** Start Stored rows **

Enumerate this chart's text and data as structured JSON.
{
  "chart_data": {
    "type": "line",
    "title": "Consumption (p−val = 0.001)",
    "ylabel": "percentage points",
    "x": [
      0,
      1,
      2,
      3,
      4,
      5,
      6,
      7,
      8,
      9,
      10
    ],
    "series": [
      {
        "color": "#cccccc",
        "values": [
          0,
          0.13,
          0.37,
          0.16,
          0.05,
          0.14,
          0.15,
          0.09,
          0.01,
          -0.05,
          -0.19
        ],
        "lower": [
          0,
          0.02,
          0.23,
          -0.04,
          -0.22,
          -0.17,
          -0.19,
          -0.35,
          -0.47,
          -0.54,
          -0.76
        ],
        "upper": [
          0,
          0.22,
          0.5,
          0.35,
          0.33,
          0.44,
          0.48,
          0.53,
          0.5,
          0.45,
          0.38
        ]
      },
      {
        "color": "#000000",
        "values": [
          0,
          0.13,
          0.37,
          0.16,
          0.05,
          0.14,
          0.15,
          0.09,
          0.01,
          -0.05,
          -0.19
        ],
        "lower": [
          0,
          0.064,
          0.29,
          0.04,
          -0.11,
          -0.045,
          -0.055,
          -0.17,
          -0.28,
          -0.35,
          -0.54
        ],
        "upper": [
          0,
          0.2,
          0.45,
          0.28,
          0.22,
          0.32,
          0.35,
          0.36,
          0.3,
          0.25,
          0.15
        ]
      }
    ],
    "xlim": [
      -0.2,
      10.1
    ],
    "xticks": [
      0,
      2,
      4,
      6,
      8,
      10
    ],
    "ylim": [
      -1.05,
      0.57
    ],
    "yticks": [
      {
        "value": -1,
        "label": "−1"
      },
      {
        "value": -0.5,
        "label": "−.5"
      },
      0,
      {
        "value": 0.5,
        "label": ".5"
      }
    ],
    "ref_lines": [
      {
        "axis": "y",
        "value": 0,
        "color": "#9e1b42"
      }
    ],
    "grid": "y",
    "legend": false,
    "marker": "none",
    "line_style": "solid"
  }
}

** End Stored rows **

■ **Problem to solve**: Copy each line of the data above without altering a single character.

■ **The solution**:
Enumerate this chart's text and data as structured JSON.
{
  "chart_data": {
    "type": "line",
    "title": "Consumption (p−val = 0.001)",
    "ylabel": "percentage points",
    "x": [
      0,
      1,
      2,
      3,
      4,
      5,
      6,
      7,
      8,
      9,
      10
    ],
    "series": [
      {
        "color": "#cccccc",
        "values": [
          0,
          0.13,
          0.37,
          0.16,
          0.05,
          0.14,
          0.15,
          0.09,
          0.01,
          -0.05,
          -0.19
        ],
        "lower": [
          0,
          0.02,
          0.23,
          -0.04,
          -0.22,
          -0.17,
          -0.19,
          -0.35,
          -0.47,
          -0.54,
          -0.76
        ],
        "upper": [
          0,
          0.22,
          0.5,
          0.35,
          0.33,
          0.44,
          0.48,
          0.53,
          0.5,
          0.45,
          0.38
        ]
      },
      {
        "color": "#000000",
        "values": [
          0,
          0.13,
          0.37,
          0.16,
          0.05,
          0.14,
          0.15,
          0.09,
          0.01,
          -0.05,
          -0.19
        ],
        "lower": [
          0,
          0.064,
          0.29,
          0.04,
          -0.11,
          -0.045,
          -0.055,
          -0.17,
          -0.28,
          -0.35,
          -0.54
        ],
        "upper": [
          0,
          0.2,
          0.45,
          0.28,
          0.22,
          0.32,
          0.35,
          0.36,
          0.3,
          0.25,
          0.15
        ]
      }
    ],
    "xlim": [
      -0.2,
      10.1
    ],
    "xticks": [
      0,
      2,
      4,
      6,
      8,
      10
    ],
    "ylim": [
      -1.05,
      0.57
    ],
    "yticks": [
      {
        "value": -1,
        "label": "−1"
      },
      {
        "value": -0.5,
        "label": "−.5"
      },
      0,
      {
        "value": 0.5,
        "label": ".5"
      }
    ],
    "ref_lines": [
      {
        "axis": "y",
        "value": 0,
        "color": "#9e1b42"
      }
    ],
    "grid": "y",
    "legend": false,
    "marker": "none",
    "line_style": "solid"
  }
}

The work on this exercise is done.